EXERCISE: How many lines in the records below hold the string "المتكررة"? Please answer with the number and nothing more.

DATA PROVIDED:
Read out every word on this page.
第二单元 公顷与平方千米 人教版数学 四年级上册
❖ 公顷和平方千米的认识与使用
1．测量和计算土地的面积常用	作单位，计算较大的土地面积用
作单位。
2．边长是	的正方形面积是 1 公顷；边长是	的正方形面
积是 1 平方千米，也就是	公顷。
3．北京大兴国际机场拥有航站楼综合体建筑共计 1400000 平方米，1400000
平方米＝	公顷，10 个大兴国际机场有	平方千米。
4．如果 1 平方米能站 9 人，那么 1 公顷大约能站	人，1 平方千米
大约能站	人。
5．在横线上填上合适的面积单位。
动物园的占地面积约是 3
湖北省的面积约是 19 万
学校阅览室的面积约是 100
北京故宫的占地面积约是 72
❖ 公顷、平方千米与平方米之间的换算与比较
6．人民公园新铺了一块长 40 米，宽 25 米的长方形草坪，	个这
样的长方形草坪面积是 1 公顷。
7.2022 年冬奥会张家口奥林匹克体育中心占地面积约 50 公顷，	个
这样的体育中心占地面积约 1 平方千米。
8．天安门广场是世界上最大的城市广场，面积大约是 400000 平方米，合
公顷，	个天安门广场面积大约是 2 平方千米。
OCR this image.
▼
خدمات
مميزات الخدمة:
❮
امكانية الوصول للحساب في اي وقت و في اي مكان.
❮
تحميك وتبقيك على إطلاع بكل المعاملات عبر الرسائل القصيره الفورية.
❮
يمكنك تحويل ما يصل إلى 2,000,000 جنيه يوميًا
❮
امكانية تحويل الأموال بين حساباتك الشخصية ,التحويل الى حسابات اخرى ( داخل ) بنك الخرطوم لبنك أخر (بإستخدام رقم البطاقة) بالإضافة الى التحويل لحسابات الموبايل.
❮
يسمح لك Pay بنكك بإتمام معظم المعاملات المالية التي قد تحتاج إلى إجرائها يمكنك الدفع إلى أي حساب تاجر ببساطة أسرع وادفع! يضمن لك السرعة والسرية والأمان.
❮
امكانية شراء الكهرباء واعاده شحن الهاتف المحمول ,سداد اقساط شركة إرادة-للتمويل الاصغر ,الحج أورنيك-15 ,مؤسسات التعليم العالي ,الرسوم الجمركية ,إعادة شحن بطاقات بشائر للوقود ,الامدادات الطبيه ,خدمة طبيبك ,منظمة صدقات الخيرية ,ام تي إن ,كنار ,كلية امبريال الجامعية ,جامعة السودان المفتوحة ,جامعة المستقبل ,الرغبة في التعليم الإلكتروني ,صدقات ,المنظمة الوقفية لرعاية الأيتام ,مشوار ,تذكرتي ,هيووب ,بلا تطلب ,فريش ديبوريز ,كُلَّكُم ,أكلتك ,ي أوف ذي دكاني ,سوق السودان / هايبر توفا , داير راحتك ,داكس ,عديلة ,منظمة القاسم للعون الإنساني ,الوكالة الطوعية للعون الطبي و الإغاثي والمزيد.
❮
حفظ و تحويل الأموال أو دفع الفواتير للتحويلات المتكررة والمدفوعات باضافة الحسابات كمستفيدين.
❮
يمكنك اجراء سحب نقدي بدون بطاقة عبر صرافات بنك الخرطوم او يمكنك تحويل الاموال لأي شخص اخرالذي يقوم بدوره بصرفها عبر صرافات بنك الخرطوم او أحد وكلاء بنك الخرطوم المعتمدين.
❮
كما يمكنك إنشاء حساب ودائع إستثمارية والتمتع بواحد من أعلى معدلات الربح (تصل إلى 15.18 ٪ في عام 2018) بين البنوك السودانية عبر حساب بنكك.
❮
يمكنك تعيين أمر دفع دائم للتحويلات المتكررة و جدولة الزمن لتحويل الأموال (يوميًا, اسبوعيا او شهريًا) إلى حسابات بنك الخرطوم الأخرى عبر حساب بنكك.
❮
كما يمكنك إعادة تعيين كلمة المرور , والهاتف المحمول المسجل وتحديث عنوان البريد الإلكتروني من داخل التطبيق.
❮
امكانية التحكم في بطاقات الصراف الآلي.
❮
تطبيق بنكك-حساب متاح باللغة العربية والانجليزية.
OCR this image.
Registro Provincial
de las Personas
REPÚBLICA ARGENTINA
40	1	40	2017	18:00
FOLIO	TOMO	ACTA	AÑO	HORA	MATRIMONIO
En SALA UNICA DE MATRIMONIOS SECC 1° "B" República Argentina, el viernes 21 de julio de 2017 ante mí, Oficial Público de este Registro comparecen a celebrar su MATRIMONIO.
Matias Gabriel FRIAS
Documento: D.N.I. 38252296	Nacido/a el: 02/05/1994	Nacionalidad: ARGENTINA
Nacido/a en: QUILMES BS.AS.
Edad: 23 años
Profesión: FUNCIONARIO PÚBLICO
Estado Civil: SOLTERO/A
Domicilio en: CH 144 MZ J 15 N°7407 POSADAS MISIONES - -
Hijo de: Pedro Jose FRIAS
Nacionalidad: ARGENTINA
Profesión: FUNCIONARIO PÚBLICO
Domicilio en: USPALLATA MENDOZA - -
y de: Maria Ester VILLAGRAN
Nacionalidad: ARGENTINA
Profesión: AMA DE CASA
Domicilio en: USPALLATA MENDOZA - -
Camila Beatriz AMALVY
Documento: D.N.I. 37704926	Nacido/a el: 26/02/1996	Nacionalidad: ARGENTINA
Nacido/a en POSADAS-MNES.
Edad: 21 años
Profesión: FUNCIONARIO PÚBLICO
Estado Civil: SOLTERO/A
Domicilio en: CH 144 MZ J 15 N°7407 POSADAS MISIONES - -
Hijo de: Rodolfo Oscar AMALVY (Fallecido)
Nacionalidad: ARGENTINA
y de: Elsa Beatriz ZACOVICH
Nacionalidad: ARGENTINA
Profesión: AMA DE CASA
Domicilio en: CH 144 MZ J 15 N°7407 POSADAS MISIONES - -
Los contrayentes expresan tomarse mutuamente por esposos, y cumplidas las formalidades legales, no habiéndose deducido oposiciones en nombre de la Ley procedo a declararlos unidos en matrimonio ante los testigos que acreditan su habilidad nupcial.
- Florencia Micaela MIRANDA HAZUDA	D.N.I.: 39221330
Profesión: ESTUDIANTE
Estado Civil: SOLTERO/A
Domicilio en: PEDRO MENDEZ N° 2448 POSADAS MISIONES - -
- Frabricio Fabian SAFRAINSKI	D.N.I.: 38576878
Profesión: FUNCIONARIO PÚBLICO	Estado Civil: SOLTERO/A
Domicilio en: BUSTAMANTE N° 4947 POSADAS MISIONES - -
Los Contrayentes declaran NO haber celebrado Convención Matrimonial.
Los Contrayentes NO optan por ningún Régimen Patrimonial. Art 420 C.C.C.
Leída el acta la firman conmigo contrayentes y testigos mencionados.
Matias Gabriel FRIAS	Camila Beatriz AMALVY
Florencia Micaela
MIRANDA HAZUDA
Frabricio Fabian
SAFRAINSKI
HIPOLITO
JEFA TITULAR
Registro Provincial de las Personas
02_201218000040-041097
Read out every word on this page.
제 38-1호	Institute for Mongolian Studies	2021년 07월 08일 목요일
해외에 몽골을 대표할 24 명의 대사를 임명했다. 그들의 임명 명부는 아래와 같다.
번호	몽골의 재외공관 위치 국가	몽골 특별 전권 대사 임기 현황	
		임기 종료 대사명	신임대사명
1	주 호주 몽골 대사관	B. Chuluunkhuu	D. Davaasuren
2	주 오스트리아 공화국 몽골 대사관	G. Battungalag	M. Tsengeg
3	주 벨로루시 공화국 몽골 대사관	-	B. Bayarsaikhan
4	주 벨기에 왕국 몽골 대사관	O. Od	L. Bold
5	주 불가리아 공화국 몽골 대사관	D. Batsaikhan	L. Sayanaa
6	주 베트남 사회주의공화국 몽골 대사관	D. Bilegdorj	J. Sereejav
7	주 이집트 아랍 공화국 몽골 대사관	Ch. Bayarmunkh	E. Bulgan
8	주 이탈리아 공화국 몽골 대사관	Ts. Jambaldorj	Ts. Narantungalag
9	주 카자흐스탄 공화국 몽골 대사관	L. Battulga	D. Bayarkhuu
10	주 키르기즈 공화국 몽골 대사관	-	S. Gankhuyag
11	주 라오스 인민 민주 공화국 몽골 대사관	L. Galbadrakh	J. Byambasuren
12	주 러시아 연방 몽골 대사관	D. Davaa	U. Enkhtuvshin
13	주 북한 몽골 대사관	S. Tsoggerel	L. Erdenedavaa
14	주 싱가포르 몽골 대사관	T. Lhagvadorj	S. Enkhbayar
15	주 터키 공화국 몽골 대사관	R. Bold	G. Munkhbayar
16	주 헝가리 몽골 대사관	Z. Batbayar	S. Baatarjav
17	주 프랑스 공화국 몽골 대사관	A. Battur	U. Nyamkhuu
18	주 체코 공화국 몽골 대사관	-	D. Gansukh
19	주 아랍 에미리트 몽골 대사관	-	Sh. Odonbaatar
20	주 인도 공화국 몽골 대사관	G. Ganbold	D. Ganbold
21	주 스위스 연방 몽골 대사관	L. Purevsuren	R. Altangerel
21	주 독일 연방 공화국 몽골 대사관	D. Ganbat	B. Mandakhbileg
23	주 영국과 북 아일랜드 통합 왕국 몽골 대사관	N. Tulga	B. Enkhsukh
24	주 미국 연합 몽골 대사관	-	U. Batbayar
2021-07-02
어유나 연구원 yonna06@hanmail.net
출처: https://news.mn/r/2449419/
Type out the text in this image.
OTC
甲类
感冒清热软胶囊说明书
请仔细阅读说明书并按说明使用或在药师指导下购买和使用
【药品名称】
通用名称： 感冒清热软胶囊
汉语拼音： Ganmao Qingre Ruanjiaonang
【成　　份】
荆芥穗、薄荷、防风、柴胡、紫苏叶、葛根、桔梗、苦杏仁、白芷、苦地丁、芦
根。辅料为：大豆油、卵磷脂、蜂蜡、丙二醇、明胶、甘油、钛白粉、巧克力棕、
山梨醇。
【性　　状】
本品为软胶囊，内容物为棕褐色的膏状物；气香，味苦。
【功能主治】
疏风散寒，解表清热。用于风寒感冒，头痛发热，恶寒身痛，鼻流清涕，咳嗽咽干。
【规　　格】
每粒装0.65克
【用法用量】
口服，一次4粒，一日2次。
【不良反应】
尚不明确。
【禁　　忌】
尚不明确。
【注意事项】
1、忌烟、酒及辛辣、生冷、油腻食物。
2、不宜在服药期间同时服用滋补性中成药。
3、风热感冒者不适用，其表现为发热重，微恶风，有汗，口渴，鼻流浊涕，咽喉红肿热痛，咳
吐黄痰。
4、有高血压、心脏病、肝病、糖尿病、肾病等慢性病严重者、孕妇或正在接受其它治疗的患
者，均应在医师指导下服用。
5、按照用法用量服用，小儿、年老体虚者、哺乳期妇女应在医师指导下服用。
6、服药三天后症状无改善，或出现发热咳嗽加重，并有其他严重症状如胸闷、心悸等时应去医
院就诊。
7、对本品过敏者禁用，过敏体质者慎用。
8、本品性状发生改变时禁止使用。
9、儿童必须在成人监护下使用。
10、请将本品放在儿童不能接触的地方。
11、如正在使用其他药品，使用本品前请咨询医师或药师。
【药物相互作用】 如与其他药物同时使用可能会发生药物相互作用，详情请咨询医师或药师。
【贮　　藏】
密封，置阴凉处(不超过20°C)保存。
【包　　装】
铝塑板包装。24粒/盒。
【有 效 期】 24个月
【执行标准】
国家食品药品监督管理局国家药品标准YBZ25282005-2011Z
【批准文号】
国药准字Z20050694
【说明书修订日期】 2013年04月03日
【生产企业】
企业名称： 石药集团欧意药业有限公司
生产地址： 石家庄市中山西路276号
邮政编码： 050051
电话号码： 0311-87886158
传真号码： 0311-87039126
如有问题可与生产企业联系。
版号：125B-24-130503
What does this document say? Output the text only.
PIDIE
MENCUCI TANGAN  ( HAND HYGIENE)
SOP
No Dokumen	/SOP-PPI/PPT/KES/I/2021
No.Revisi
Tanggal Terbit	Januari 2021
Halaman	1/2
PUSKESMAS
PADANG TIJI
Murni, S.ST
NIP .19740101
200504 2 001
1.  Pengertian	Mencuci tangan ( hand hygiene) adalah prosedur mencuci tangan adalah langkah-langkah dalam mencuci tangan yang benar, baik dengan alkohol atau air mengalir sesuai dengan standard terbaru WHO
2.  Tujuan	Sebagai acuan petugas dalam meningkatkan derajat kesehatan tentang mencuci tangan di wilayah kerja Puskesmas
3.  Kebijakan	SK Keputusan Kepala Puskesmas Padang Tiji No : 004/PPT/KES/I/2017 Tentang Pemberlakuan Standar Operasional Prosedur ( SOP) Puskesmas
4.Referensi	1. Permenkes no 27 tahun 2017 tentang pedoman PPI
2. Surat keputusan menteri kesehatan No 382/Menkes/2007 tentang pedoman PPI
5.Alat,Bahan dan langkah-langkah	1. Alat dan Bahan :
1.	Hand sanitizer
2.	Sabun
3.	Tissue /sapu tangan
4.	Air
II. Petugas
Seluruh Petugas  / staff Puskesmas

FINISHED TASK: 2